> [What you are asked to do]:
Copy the rows exactly, starting with the first and stopping after the row that contains "- legend-marker: [868, 248, 878, 259]".

> [Raw data]:
>> begin

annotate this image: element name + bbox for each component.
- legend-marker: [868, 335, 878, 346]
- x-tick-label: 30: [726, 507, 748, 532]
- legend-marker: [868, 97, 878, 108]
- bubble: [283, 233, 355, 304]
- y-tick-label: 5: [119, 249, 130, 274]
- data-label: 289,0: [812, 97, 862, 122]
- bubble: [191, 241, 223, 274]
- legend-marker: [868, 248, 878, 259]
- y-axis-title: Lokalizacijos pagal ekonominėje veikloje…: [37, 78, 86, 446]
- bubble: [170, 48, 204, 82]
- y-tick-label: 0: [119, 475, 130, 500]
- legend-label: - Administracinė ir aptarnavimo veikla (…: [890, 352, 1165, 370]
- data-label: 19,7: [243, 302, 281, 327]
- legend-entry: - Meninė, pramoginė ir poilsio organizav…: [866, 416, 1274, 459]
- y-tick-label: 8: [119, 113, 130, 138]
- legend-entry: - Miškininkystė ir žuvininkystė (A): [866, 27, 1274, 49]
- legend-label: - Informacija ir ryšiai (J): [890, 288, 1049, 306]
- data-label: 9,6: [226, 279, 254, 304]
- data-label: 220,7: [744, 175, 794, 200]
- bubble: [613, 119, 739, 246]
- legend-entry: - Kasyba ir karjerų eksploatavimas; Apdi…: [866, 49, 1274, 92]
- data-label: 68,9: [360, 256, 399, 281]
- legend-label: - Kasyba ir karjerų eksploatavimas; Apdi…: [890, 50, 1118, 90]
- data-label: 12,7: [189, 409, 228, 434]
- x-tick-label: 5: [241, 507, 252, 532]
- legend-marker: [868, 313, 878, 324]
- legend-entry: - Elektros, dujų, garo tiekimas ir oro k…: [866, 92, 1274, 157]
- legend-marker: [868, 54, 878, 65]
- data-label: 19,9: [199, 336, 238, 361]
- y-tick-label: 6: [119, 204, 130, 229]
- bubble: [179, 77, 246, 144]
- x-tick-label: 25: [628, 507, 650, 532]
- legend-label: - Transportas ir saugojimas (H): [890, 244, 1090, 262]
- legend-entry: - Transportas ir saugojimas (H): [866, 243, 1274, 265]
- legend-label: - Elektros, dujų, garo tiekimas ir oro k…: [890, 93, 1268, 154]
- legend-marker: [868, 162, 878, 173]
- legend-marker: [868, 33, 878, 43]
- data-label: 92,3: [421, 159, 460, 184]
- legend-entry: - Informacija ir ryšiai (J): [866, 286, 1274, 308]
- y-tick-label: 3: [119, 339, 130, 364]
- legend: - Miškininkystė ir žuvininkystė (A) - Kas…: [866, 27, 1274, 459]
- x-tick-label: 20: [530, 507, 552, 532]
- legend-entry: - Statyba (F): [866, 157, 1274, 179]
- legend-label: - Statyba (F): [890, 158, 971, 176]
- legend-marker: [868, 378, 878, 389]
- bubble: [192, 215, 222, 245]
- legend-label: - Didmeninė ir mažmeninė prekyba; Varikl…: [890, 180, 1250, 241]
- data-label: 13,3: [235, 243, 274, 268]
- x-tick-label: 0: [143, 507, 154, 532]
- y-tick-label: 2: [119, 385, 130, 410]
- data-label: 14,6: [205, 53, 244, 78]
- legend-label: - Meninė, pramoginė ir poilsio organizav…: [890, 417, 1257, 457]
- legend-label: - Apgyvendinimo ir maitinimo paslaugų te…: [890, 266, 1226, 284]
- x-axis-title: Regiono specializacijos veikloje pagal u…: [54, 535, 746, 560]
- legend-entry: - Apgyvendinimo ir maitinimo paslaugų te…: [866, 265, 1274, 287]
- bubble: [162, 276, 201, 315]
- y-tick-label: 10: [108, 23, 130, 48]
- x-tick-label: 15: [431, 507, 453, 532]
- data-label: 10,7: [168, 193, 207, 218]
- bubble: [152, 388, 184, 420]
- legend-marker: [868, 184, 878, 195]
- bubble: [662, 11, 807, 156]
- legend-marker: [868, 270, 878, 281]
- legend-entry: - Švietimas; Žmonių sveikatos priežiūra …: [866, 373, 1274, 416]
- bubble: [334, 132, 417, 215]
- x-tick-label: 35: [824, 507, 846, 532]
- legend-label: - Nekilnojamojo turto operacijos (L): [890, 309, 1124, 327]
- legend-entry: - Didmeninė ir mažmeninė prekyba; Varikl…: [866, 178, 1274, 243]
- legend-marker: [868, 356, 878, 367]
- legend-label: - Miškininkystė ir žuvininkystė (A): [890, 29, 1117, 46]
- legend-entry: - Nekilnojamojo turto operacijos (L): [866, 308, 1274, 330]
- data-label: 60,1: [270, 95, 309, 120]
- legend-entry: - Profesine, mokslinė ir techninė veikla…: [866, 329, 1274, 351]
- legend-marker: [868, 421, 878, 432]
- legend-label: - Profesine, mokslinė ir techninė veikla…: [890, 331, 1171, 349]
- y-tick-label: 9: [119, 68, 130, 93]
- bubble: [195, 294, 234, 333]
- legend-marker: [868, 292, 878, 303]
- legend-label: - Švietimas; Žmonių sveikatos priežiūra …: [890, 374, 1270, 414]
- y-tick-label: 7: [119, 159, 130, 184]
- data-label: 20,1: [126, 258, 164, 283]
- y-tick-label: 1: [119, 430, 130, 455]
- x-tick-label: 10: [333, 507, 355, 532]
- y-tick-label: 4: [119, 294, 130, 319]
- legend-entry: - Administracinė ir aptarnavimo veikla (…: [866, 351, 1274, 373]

>> end

> [Full solution]:
annotate this image: element name + bbox for each component.
- legend-marker: [868, 335, 878, 346]
- x-tick-label: 30: [726, 507, 748, 532]
- legend-marker: [868, 97, 878, 108]
- bubble: [283, 233, 355, 304]
- y-tick-label: 5: [119, 249, 130, 274]
- data-label: 289,0: [812, 97, 862, 122]
- bubble: [191, 241, 223, 274]
- legend-marker: [868, 248, 878, 259]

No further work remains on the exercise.